[Stored items from a collection]
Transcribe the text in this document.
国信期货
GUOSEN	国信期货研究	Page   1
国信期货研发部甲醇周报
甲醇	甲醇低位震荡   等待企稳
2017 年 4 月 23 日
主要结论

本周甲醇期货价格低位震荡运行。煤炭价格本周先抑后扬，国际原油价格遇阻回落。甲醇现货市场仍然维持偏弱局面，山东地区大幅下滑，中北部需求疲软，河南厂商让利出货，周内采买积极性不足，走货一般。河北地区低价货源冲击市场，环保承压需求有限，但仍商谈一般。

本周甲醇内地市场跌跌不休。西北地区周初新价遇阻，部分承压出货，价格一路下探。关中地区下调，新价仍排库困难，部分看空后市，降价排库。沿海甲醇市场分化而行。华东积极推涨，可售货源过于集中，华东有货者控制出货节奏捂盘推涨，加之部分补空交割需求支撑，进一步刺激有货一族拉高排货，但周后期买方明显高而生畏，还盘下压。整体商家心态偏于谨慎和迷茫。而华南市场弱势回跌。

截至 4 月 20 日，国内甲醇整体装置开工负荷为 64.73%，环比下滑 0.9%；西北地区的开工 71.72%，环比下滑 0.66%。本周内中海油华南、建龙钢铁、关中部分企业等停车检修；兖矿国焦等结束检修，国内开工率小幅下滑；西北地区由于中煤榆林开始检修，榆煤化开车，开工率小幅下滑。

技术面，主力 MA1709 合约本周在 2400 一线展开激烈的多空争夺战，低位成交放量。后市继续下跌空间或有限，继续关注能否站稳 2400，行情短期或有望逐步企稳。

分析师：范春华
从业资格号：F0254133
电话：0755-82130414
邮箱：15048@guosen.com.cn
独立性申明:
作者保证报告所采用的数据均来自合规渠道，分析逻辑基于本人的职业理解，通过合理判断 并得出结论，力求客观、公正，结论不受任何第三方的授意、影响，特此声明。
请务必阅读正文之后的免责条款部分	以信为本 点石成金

**DESCRIPTION OF THE TASK**
All of the entries must be written out exactly as they stand.

**RESULT OF THIS EXERCISE**
Transcribe the text in this document.
国信期货
GUOSEN	国信期货研究	Page   1
国信期货研发部甲醇周报
甲醇	甲醇低位震荡   等待企稳
2017 年 4 月 23 日
主要结论

本周甲醇期货价格低位震荡运行。煤炭价格本周先抑后扬，国际原油价格遇阻回落。甲醇现货市场仍然维持偏弱局面，山东地区大幅下滑，中北部需求疲软，河南厂商让利出货，周内采买积极性不足，走货一般。河北地区低价货源冲击市场，环保承压需求有限，但仍商谈一般。

本周甲醇内地市场跌跌不休。西北地区周初新价遇阻，部分承压出货，价格一路下探。关中地区下调，新价仍排库困难，部分看空后市，降价排库。沿海甲醇市场分化而行。华东积极推涨，可售货源过于集中，华东有货者控制出货节奏捂盘推涨，加之部分补空交割需求支撑，进一步刺激有货一族拉高排货，但周后期买方明显高而生畏，还盘下压。整体商家心态偏于谨慎和迷茫。而华南市场弱势回跌。

截至 4 月 20 日，国内甲醇整体装置开工负荷为 64.73%，环比下滑 0.9%；西北地区的开工 71.72%，环比下滑 0.66%。本周内中海油华南、建龙钢铁、关中部分企业等停车检修；兖矿国焦等结束检修，国内开工率小幅下滑；西北地区由于中煤榆林开始检修，榆煤化开车，开工率小幅下滑。

技术面，主力 MA1709 合约本周在 2400 一线展开激烈的多空争夺战，低位成交放量。后市继续下跌空间或有限，继续关注能否站稳 2400，行情短期或有望逐步企稳。

分析师：范春华
从业资格号：F0254133
电话：0755-82130414
邮箱：15048@guosen.com.cn
独立性申明:
作者保证报告所采用的数据均来自合规渠道，分析逻辑基于本人的职业理解，通过合理判断 并得出结论，力求客观、公正，结论不受任何第三方的授意、影响，特此声明。
请务必阅读正文之后的免责条款部分	以信为本 点石成金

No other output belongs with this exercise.